--- START Available records ---

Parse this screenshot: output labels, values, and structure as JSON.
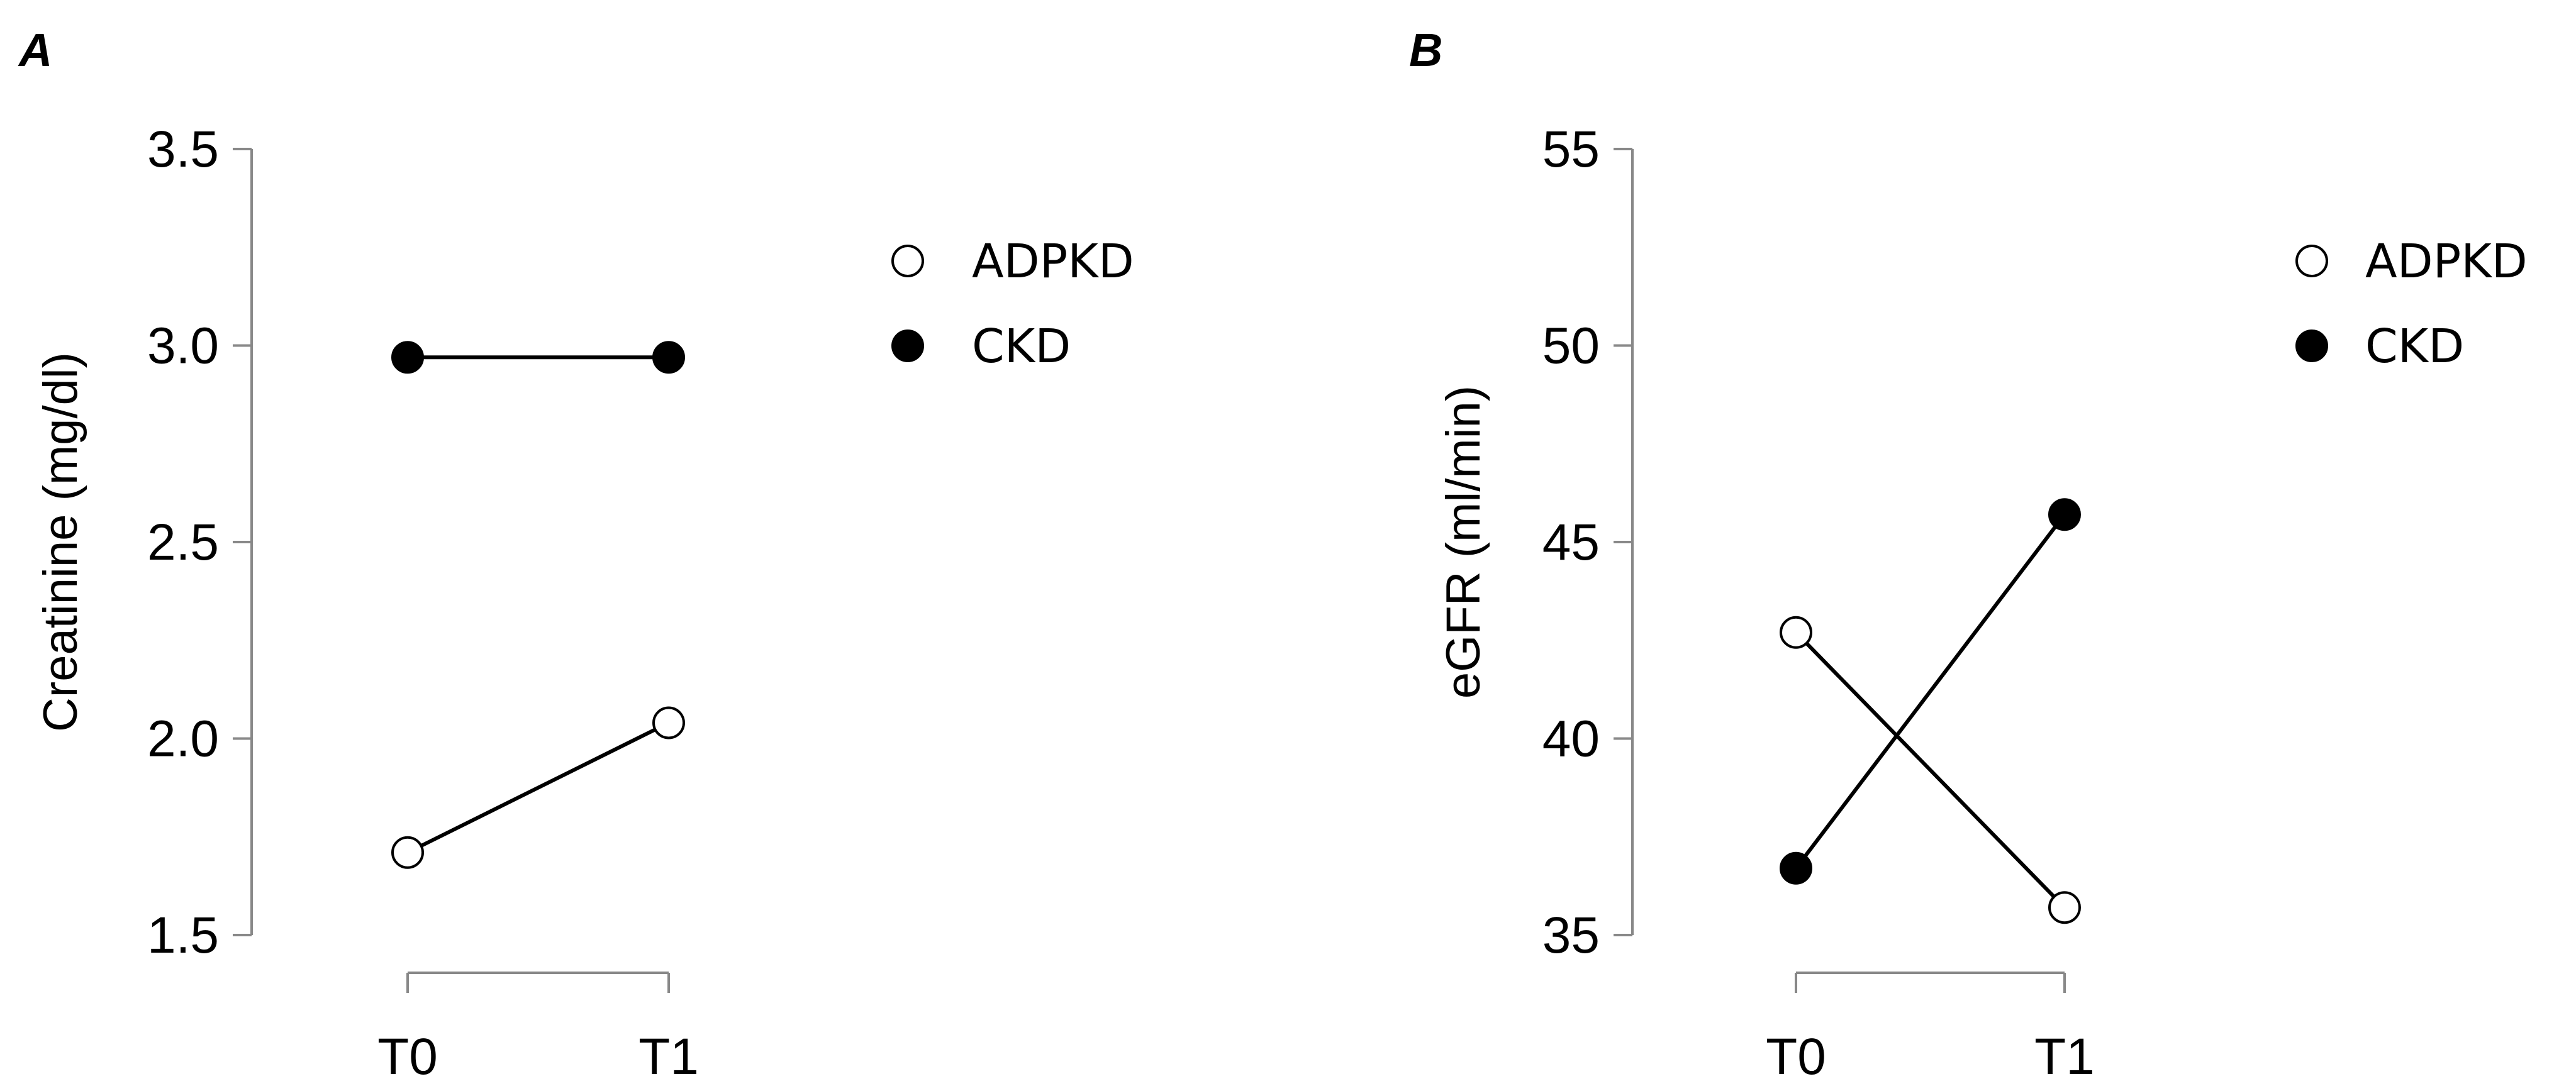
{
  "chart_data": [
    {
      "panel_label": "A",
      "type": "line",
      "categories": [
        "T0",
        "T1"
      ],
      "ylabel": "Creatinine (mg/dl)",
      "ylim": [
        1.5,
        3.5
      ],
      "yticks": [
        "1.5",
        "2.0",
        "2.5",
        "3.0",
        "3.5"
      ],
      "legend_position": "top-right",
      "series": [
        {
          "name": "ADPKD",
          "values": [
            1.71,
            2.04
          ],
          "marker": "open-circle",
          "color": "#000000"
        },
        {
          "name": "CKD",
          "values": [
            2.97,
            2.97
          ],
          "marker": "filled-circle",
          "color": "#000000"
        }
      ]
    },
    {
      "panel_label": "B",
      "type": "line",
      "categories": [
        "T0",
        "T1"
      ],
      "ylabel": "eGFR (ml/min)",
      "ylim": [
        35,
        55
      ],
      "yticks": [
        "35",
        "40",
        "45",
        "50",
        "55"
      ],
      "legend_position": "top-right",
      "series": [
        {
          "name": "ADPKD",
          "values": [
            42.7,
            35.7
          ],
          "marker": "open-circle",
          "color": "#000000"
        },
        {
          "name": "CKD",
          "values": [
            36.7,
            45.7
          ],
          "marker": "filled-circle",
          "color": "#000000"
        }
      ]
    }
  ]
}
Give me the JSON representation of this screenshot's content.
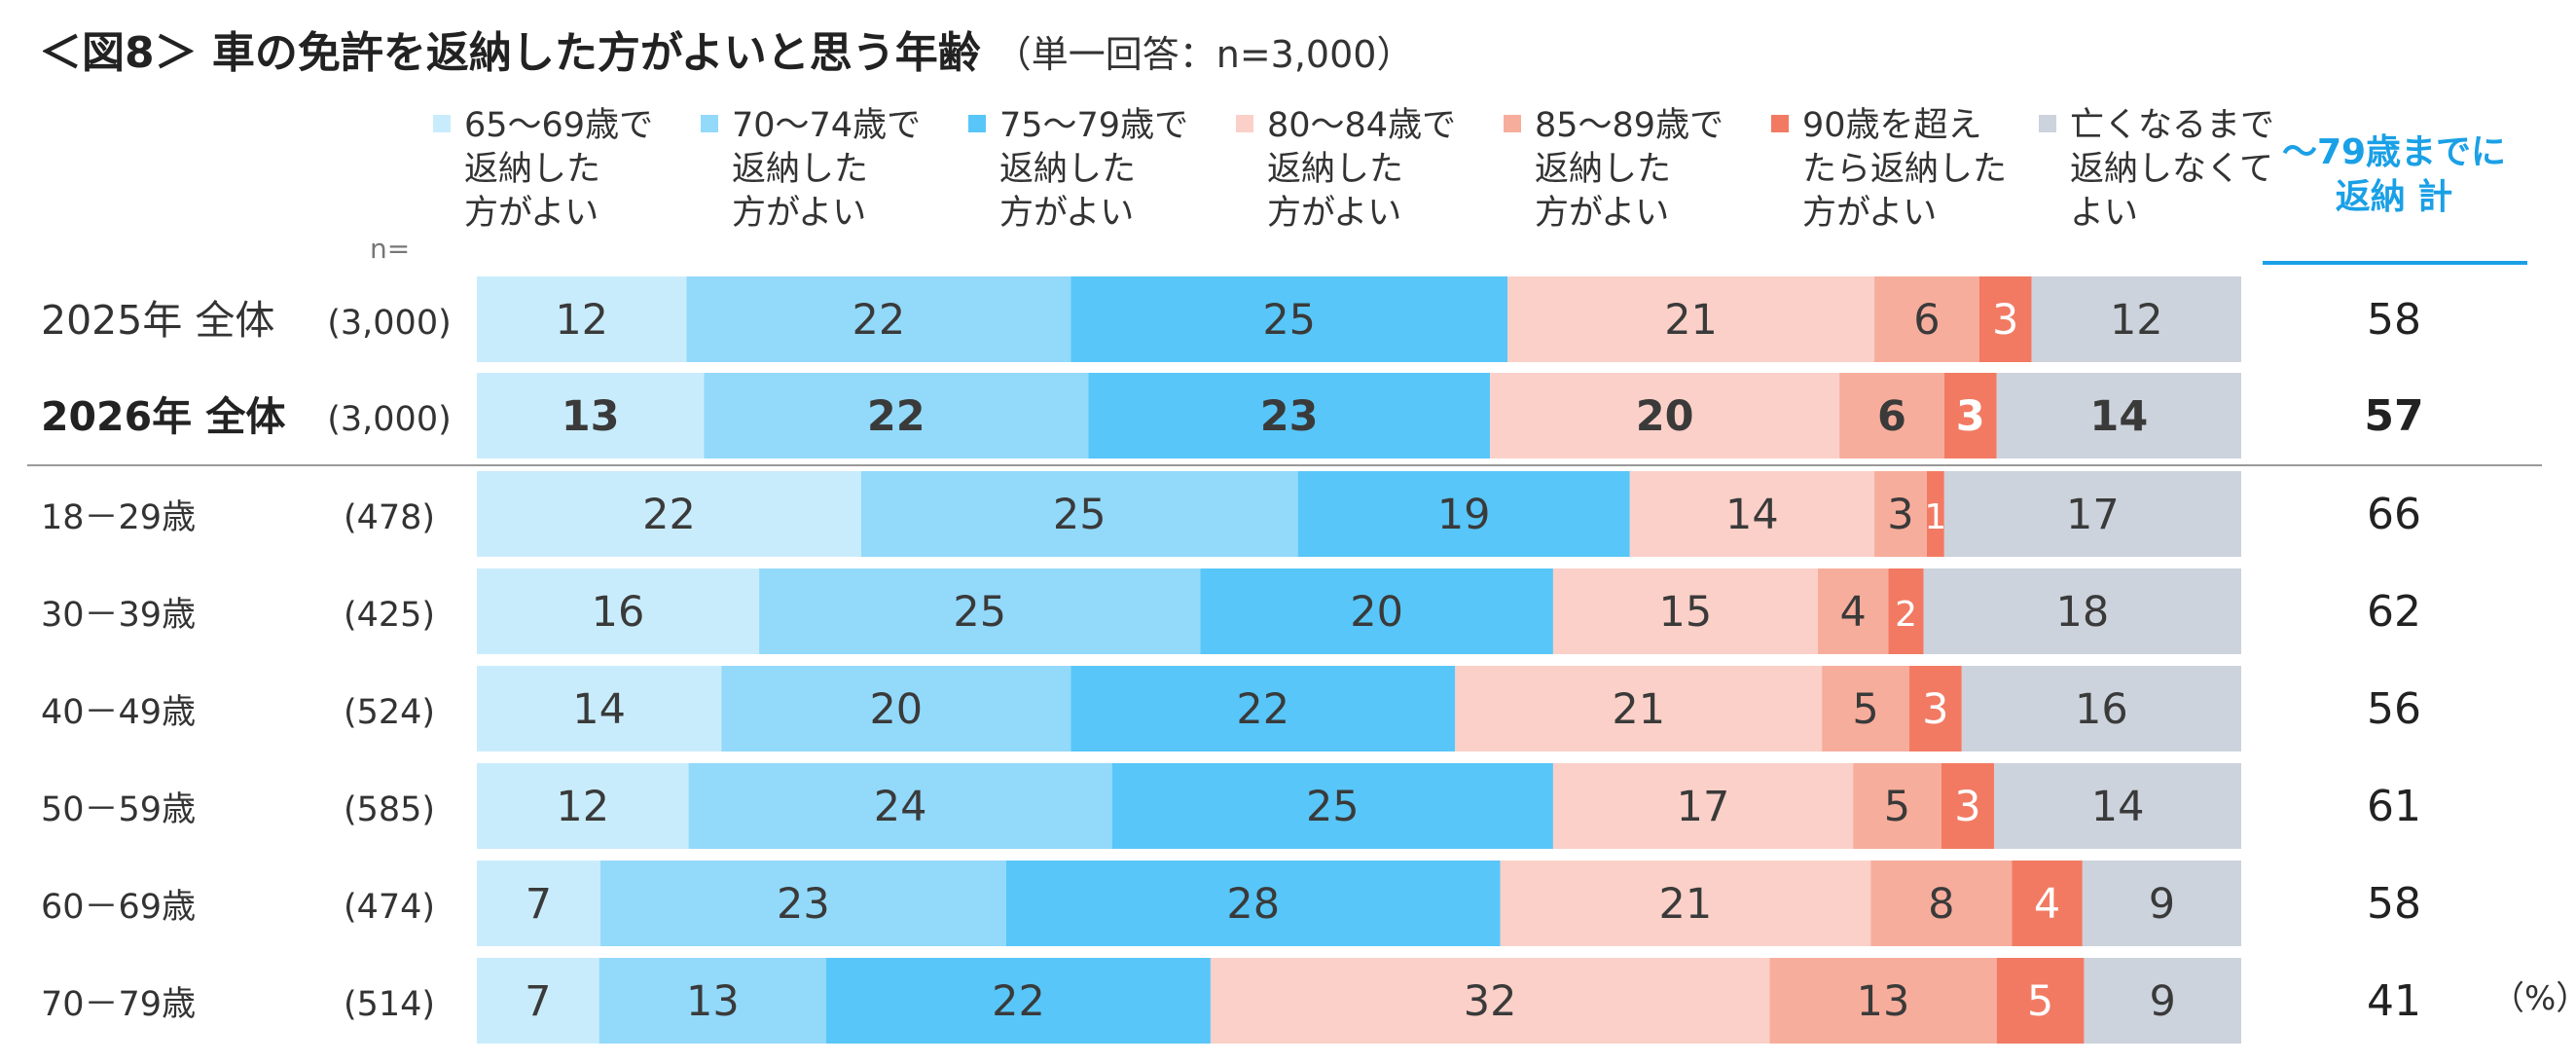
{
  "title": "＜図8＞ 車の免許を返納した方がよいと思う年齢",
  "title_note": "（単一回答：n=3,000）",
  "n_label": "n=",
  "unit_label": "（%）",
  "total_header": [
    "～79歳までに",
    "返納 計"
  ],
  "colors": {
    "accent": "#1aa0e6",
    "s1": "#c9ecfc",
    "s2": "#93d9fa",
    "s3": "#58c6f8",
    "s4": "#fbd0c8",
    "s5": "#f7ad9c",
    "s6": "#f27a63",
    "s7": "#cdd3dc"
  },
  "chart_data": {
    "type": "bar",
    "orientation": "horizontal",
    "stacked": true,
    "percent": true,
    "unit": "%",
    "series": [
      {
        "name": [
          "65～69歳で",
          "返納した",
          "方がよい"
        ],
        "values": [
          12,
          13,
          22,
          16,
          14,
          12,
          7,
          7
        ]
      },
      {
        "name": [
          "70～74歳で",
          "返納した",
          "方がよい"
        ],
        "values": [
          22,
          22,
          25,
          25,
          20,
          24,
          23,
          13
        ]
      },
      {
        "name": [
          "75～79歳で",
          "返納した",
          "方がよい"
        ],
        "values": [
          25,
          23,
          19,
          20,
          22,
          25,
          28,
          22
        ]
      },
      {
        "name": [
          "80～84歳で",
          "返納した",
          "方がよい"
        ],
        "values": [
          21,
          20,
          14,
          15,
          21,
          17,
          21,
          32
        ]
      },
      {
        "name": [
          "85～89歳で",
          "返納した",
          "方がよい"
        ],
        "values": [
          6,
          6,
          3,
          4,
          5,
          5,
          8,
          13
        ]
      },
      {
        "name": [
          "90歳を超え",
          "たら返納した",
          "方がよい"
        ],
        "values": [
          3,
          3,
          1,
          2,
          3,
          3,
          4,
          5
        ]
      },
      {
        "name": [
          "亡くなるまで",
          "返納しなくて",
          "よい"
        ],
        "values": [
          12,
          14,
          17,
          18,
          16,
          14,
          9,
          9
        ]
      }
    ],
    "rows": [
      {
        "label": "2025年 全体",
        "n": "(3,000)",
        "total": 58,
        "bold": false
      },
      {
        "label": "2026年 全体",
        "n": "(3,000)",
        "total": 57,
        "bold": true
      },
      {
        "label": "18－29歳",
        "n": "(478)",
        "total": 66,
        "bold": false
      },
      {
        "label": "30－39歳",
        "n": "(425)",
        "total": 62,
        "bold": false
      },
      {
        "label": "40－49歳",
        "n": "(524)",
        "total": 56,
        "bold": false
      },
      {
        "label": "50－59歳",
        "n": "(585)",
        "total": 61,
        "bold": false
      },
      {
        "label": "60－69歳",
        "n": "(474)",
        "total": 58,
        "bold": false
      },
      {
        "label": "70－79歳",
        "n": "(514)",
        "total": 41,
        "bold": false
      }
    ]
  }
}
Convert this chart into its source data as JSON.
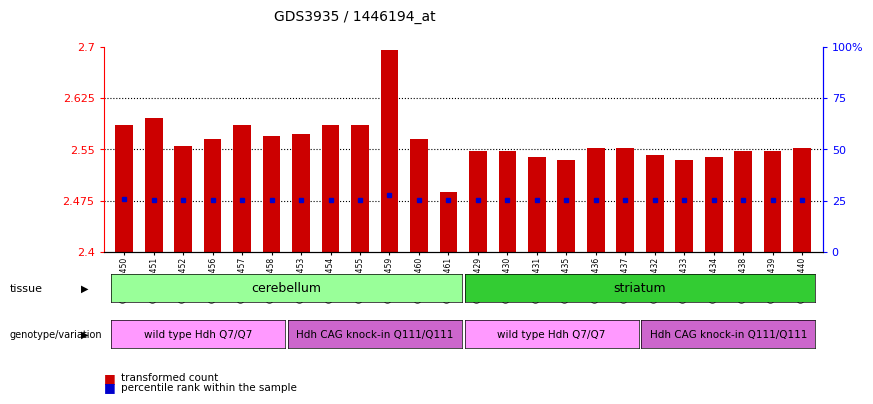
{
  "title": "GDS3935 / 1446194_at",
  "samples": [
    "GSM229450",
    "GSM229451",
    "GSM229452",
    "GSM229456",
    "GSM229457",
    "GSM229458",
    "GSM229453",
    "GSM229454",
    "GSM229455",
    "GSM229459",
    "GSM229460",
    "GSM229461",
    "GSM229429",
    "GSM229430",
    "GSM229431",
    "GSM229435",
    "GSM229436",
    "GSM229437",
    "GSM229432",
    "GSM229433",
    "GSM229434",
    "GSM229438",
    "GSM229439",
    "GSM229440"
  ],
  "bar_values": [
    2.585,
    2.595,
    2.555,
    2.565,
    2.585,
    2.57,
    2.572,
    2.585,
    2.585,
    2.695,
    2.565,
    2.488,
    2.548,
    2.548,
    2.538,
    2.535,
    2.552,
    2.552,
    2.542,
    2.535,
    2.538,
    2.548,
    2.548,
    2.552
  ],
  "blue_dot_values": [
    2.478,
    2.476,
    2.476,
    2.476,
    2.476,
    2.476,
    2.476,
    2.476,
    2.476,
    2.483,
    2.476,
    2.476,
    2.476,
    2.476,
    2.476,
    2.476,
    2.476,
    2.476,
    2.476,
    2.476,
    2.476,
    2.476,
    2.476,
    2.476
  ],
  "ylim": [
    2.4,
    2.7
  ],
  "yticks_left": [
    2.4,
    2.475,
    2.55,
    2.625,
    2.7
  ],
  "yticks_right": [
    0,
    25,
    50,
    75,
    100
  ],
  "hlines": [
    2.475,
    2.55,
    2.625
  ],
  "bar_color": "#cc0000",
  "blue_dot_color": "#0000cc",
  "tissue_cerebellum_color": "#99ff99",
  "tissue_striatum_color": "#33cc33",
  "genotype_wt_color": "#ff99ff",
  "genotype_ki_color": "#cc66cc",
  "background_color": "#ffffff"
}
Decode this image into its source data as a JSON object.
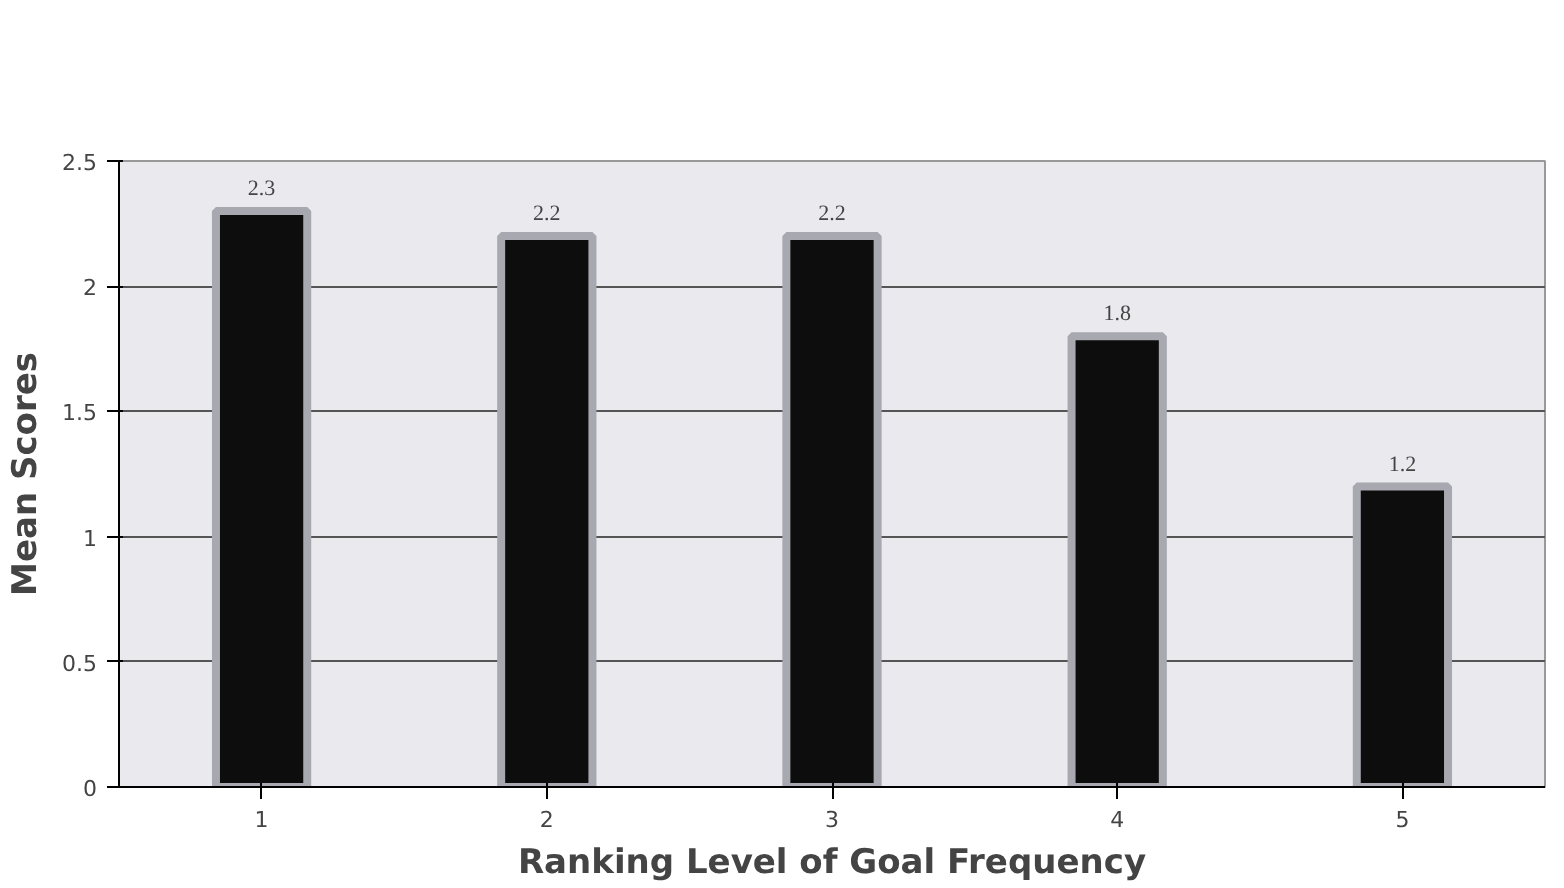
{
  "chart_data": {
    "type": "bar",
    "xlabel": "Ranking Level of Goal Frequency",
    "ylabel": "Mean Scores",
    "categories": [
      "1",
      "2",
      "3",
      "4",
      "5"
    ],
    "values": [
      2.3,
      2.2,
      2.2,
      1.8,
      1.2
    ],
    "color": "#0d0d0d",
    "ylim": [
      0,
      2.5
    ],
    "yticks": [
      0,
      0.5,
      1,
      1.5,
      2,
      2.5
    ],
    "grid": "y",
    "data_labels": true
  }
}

--- END Available records ---

### Short task
In the records above, find the line with "Decode this image" and copy from it through the last line exactly, without the pictures.

### Exercise response
Decode this image into its source data as a JSON object.
{
  "chart_data": {
    "type": "bar",
    "xlabel": "Ranking Level of Goal Frequency",
    "ylabel": "Mean Scores",
    "categories": [
      "1",
      "2",
      "3",
      "4",
      "5"
    ],
    "values": [
      2.3,
      2.2,
      2.2,
      1.8,
      1.2
    ],
    "color": "#0d0d0d",
    "ylim": [
      0,
      2.5
    ],
    "yticks": [
      0,
      0.5,
      1,
      1.5,
      2,
      2.5
    ],
    "grid": "y",
    "data_labels": true
  }
}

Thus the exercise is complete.